Dataset entries:

┄┄┄┄┄┄┄┄┄┄┄┄┄┄┄┄┄┄┄┄

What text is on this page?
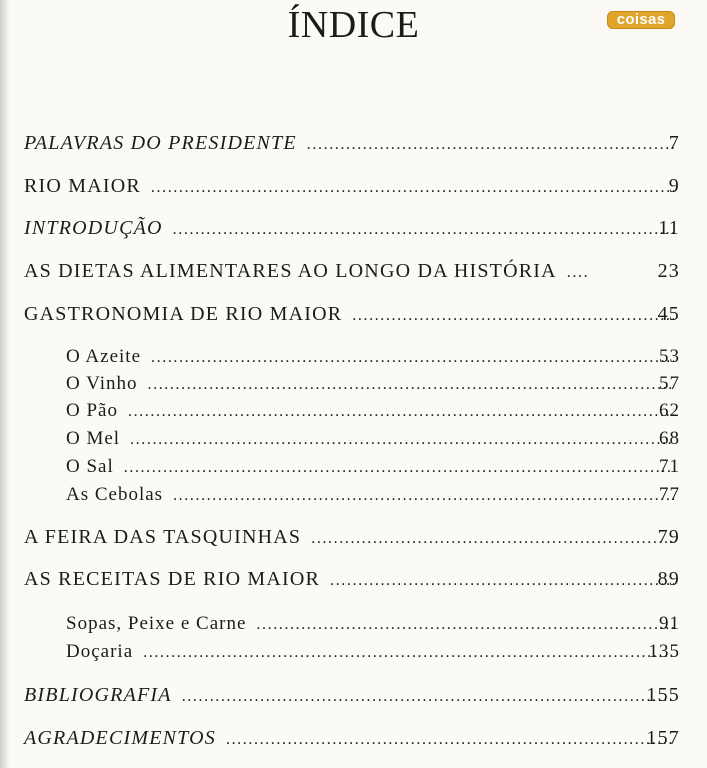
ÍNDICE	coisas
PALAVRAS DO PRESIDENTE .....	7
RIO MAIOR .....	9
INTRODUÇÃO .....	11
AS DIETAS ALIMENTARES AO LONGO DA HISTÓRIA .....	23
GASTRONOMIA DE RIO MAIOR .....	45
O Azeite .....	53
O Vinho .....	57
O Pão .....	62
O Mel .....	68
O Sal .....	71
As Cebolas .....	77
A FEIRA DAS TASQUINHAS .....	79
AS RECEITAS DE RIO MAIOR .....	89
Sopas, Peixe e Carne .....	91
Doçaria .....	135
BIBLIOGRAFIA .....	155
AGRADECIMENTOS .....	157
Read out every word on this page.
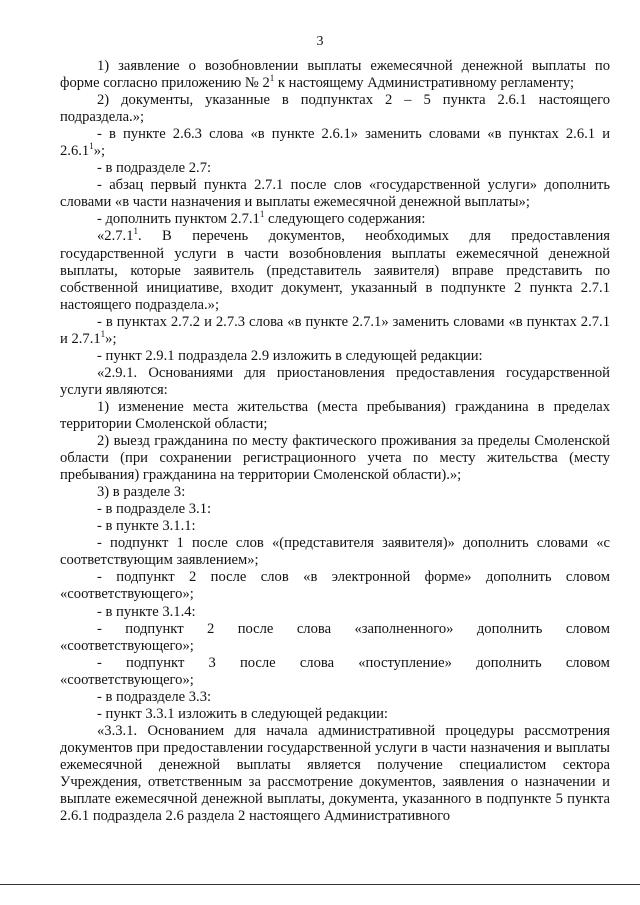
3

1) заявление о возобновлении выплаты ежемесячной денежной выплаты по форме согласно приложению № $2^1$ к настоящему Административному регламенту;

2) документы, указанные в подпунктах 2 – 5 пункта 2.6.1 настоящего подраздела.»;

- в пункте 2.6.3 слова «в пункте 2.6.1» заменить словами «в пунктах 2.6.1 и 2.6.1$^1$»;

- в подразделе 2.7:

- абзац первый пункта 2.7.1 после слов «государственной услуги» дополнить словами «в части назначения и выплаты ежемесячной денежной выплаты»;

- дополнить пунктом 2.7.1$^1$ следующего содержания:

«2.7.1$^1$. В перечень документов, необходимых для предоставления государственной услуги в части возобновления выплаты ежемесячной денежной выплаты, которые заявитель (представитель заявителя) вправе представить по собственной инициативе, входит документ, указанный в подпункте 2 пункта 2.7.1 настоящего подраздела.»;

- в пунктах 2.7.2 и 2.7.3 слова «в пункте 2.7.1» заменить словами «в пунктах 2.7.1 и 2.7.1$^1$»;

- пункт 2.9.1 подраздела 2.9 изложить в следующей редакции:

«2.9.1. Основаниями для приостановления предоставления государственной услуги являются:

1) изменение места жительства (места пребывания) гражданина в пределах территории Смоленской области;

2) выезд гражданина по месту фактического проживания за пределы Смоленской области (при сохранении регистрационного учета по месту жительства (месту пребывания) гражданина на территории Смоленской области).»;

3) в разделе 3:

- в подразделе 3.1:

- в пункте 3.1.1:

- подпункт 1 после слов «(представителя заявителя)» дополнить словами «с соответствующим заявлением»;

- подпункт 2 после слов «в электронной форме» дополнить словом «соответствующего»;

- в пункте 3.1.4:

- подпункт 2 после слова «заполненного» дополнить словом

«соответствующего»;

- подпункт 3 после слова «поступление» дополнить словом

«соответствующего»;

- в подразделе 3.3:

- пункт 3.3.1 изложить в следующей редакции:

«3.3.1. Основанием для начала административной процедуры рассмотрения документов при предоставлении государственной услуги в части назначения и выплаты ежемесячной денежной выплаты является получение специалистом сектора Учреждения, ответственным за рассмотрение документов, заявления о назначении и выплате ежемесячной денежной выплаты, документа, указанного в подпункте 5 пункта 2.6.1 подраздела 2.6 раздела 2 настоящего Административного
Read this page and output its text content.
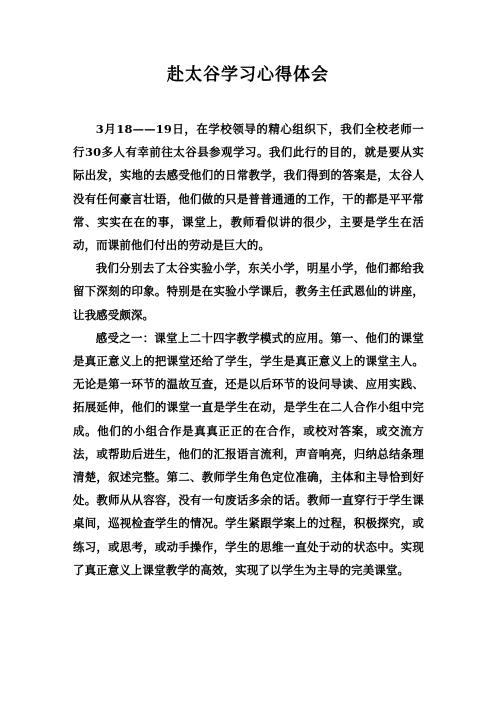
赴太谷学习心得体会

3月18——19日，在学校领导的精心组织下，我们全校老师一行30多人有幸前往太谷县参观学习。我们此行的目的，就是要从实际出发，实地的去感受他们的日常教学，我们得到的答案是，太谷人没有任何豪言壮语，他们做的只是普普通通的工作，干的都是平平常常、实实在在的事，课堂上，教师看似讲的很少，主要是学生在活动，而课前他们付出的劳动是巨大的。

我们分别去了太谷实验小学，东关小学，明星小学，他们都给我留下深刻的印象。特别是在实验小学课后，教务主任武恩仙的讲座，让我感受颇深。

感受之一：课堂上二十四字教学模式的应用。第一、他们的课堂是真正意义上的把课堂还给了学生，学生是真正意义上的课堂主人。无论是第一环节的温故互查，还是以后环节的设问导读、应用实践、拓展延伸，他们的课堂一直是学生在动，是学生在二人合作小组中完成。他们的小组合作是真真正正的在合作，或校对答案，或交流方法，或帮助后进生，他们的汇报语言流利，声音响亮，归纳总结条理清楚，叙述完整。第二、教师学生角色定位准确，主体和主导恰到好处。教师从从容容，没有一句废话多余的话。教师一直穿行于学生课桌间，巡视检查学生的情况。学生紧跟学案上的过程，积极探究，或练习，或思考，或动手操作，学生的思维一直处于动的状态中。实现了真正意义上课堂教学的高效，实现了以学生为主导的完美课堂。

┄┄┄┄┄┄┄┄┄┄┄┄┄┄┄┄┄┄┄┄

- _Exercise prompt_
List the lines of the entries that include "подразделе".

- _Result_
- в подразделе 2.7:
- в подразделе 3.1:
- в подразделе 3.3:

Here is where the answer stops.